**Challenge**
Seek out every line containing the word "Orthopaedic", and copy each.

**Available data**
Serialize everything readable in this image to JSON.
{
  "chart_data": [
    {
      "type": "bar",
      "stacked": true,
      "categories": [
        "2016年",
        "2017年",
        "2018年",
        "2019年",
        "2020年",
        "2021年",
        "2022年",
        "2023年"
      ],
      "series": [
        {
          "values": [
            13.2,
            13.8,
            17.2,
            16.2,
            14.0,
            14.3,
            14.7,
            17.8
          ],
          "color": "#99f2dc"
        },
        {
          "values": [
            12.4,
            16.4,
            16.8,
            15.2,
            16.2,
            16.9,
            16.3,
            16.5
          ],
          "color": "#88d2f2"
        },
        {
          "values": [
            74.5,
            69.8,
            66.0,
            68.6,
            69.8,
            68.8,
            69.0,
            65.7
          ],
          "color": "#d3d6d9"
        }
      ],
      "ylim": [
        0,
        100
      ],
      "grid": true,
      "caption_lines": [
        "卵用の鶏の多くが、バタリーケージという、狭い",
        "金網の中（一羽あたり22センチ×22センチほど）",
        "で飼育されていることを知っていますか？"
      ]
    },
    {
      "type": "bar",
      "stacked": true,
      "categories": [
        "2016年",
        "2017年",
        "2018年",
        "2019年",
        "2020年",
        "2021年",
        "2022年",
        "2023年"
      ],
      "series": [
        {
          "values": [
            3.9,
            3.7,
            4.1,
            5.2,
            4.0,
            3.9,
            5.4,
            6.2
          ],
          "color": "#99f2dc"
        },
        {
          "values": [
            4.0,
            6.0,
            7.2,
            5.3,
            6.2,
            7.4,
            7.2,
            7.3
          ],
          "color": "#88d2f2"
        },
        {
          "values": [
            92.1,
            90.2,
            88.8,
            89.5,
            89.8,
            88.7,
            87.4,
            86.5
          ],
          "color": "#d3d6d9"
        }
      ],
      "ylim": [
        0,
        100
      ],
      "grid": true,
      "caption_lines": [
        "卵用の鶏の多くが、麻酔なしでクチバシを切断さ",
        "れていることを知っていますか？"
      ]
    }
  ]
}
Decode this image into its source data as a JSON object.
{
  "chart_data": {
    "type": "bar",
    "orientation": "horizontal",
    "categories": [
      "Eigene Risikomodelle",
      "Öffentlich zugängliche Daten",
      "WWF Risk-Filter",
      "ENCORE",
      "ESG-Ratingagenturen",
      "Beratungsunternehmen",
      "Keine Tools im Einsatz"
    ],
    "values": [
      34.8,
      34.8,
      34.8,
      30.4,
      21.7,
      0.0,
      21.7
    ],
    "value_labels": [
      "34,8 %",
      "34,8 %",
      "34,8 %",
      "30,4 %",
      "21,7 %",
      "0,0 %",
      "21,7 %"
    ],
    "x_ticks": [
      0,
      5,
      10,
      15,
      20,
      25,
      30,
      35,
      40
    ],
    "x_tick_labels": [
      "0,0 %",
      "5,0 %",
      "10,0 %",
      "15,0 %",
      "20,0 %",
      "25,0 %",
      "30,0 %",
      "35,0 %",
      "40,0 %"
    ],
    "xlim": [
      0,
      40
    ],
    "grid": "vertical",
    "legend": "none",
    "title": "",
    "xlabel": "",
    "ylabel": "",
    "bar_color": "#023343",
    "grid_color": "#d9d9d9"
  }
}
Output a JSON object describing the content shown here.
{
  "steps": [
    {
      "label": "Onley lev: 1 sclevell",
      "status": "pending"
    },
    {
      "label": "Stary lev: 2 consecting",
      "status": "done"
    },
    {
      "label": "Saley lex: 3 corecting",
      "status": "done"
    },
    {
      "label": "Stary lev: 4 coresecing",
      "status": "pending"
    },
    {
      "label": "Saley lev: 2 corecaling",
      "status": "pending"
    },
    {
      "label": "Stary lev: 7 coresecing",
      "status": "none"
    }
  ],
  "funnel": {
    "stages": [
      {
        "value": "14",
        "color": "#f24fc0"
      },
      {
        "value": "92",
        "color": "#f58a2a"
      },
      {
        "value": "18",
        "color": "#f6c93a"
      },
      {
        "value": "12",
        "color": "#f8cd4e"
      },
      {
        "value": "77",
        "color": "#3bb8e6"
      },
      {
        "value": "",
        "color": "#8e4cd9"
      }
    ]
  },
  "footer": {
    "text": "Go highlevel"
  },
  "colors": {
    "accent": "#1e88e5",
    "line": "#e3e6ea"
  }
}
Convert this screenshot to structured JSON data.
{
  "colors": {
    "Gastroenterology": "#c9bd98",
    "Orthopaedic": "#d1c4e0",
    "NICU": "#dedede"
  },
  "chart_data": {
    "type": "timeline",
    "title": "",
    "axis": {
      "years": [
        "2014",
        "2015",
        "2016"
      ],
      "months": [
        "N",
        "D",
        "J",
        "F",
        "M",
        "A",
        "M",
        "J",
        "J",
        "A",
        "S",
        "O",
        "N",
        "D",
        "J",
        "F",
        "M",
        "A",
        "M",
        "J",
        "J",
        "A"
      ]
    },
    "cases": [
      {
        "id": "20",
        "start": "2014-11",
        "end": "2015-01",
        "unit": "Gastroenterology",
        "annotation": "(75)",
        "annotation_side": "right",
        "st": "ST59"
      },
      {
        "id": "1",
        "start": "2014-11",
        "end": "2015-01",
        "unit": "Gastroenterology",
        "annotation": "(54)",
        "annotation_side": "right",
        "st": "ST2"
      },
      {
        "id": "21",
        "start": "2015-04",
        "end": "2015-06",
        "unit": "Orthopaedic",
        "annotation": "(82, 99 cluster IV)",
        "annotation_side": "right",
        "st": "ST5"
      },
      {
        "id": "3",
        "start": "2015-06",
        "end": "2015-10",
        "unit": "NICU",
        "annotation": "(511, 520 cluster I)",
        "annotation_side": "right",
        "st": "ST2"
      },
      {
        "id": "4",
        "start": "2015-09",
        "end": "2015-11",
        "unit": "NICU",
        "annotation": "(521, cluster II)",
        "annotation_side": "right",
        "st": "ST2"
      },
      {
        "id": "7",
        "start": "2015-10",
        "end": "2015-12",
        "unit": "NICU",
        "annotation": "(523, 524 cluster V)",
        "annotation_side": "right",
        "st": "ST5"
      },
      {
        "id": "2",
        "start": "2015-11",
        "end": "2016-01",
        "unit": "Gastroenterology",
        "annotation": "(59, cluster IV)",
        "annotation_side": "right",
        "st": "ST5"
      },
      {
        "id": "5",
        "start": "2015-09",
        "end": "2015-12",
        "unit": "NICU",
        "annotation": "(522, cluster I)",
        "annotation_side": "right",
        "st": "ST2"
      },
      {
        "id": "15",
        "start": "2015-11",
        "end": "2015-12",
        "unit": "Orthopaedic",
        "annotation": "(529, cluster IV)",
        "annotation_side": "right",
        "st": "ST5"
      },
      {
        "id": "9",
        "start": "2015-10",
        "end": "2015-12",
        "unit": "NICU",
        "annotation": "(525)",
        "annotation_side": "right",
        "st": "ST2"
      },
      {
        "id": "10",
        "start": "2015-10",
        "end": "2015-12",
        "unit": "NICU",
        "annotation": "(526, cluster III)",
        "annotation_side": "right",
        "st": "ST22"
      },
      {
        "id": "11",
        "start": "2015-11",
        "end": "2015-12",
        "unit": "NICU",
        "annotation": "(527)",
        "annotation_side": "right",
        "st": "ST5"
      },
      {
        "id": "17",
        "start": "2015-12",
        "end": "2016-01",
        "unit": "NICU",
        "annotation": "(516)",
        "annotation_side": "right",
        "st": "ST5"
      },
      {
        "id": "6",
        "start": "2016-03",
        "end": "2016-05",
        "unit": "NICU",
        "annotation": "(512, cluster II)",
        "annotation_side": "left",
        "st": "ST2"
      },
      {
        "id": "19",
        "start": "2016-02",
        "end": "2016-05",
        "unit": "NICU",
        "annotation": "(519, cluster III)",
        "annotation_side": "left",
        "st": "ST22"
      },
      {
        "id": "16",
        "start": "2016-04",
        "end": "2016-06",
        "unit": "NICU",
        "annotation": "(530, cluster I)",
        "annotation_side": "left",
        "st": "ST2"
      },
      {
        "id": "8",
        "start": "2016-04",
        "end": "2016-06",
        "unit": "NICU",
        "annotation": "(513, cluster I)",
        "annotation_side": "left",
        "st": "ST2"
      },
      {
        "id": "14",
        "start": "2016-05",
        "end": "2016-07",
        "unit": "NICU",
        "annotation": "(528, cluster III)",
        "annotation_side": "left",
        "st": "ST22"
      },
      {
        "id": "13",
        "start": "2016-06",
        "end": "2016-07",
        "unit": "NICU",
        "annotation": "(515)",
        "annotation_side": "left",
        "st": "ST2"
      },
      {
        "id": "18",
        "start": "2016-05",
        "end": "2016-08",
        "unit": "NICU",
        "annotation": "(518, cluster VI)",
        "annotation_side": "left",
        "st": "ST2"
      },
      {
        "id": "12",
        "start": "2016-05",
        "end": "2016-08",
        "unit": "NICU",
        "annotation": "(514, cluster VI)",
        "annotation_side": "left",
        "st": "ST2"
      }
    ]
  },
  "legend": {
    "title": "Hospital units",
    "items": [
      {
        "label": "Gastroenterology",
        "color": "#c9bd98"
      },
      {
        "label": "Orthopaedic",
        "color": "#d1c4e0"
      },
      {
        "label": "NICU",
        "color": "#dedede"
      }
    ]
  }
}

**Solution to the problem**
    "Orthopaedic": "#d1c4e0",
        "unit": "Orthopaedic",
        "unit": "Orthopaedic",
        "label": "Orthopaedic",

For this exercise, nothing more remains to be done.